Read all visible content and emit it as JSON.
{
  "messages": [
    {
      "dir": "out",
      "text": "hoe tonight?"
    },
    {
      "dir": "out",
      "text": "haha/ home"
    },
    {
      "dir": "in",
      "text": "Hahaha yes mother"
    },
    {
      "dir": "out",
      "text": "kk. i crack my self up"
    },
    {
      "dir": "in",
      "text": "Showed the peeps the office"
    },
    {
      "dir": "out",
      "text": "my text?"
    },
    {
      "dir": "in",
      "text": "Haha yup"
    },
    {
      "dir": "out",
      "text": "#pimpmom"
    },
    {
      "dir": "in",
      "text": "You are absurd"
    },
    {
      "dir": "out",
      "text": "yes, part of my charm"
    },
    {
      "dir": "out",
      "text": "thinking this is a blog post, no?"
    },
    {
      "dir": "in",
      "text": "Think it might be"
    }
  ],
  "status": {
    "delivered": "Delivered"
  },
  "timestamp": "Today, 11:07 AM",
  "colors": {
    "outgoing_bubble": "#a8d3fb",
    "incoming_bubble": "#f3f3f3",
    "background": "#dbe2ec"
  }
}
● ● ● ●
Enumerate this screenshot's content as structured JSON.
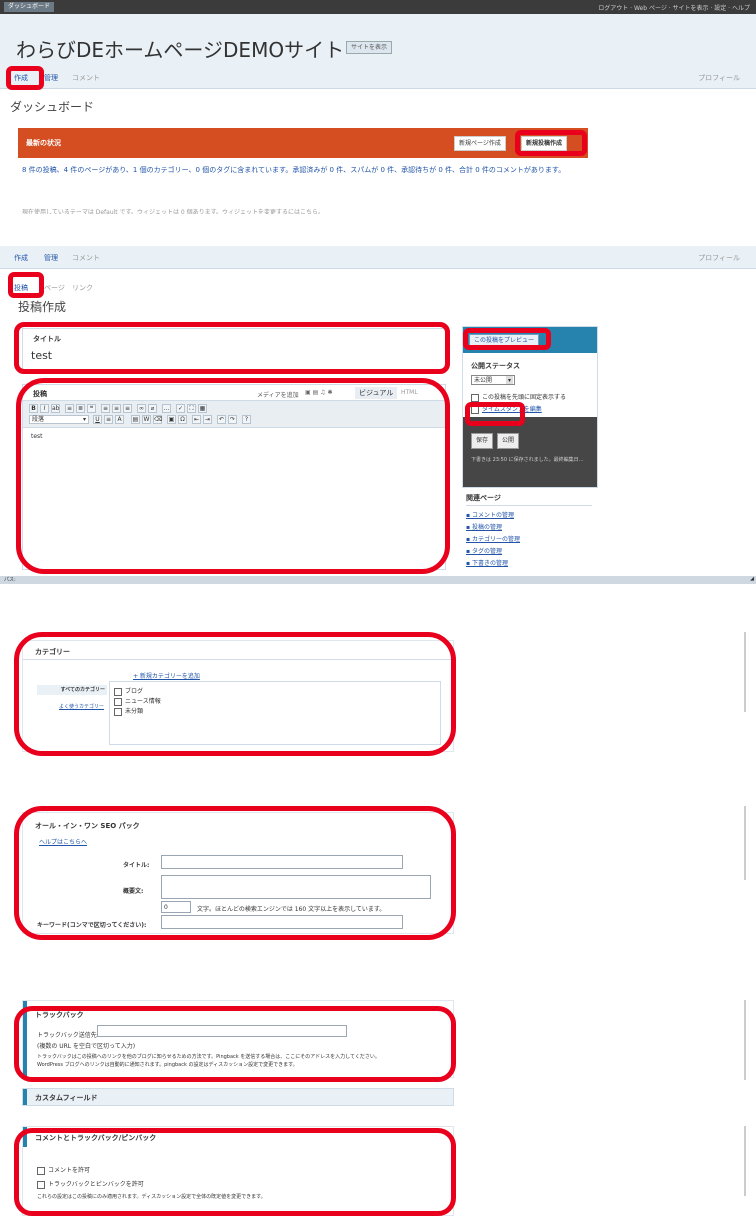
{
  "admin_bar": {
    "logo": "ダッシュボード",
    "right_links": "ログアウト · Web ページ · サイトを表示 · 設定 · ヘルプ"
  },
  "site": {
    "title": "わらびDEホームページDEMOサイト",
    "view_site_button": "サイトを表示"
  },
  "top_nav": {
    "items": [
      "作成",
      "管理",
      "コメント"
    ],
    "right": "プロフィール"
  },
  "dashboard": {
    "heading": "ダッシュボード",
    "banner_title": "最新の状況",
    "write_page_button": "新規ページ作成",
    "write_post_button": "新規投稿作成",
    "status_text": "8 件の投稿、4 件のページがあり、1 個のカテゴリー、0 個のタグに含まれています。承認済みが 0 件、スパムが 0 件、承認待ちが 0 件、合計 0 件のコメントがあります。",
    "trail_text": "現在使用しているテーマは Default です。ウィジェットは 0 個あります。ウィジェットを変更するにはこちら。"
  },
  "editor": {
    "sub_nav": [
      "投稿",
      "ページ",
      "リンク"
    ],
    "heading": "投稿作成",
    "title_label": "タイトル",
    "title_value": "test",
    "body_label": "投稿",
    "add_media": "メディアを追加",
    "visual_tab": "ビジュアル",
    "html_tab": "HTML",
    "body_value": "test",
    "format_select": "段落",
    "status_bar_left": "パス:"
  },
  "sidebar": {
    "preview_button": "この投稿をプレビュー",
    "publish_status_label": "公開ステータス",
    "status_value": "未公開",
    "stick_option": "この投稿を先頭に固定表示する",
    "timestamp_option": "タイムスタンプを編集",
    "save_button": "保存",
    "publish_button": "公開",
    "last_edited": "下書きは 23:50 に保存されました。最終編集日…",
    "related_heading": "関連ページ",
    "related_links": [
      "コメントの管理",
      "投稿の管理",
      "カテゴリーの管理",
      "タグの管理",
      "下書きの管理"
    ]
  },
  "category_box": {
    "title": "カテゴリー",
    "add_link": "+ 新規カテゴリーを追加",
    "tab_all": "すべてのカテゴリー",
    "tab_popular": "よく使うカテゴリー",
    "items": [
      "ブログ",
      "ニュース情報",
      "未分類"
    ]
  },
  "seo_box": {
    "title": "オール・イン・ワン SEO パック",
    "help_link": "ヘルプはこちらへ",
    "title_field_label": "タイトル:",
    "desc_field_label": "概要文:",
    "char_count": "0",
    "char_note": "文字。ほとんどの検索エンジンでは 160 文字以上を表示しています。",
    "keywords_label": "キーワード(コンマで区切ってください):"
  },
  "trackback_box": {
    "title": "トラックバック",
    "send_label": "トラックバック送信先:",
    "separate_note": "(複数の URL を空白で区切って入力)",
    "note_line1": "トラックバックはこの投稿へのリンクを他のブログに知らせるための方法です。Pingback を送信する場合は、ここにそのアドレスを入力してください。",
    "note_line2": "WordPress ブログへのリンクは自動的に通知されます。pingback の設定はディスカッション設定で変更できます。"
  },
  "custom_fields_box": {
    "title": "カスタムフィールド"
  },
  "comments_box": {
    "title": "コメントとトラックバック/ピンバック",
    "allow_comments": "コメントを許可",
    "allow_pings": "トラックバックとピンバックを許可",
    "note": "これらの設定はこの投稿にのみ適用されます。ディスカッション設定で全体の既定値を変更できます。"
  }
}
● ● ● ●
→ Your task:
Go over the data above and copy every line that has the word "サイトを表示" in it.

→ Task result:
    "right_links": "ログアウト · Web ページ · サイトを表示 · 設定 · ヘルプ"
    "view_site_button": "サイトを表示"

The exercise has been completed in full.